* begin Records for the task *

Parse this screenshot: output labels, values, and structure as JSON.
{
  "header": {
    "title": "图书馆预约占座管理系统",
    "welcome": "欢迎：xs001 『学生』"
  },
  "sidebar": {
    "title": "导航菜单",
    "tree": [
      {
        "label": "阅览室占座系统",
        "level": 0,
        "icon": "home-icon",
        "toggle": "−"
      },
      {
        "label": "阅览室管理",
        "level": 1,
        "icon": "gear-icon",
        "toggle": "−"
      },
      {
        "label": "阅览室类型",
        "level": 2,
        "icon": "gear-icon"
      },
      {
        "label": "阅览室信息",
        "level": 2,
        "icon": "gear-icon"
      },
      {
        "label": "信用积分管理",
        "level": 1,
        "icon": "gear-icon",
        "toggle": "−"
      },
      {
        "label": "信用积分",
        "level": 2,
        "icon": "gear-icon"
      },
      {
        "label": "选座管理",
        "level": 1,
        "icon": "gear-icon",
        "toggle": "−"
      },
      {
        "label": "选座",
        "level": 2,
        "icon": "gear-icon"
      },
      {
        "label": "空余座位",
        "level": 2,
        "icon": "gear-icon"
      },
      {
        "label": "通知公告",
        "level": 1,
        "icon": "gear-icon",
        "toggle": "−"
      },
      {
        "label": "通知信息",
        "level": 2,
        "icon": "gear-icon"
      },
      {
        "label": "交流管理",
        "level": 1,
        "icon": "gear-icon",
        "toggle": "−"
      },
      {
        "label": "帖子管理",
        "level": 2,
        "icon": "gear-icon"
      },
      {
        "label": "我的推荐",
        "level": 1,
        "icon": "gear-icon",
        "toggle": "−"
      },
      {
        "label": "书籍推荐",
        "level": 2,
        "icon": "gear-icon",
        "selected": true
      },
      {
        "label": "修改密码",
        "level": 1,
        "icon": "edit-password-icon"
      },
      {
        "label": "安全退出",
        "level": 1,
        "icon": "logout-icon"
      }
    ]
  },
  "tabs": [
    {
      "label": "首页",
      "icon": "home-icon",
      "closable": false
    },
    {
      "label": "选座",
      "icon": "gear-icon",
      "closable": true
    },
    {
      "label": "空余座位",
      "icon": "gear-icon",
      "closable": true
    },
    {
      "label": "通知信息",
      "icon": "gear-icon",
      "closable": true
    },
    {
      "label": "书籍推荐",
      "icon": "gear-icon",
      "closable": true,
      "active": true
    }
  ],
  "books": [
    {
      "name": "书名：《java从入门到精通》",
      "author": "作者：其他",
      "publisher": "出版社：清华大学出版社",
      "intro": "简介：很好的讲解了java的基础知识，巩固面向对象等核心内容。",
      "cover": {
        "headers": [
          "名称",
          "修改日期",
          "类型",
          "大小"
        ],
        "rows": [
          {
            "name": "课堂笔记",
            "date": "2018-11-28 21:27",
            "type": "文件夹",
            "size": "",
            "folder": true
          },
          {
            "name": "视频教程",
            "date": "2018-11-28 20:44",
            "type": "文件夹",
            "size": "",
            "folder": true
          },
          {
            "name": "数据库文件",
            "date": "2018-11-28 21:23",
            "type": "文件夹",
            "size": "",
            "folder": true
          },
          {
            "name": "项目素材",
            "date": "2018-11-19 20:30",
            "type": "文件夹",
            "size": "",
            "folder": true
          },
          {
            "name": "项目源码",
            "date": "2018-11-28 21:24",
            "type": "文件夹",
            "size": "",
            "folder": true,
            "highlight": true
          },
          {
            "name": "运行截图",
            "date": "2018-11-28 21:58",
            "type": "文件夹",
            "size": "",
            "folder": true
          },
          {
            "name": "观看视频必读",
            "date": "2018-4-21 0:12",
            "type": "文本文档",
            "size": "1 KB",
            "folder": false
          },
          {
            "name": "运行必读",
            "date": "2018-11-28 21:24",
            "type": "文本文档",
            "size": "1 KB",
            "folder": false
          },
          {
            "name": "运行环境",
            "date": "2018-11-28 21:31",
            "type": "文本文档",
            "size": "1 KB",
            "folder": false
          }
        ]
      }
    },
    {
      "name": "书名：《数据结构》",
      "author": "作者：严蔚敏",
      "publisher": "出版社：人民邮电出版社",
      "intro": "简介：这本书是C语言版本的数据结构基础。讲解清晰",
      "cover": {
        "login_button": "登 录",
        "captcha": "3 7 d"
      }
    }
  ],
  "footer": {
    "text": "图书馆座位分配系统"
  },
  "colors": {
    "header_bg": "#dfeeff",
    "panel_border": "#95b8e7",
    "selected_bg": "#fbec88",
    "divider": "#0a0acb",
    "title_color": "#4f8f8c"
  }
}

* end Records for the task *

#### Task goal:
From the listing above, find the number of lines with the word "date" in them. Answer with the number only.

#### Reply:
9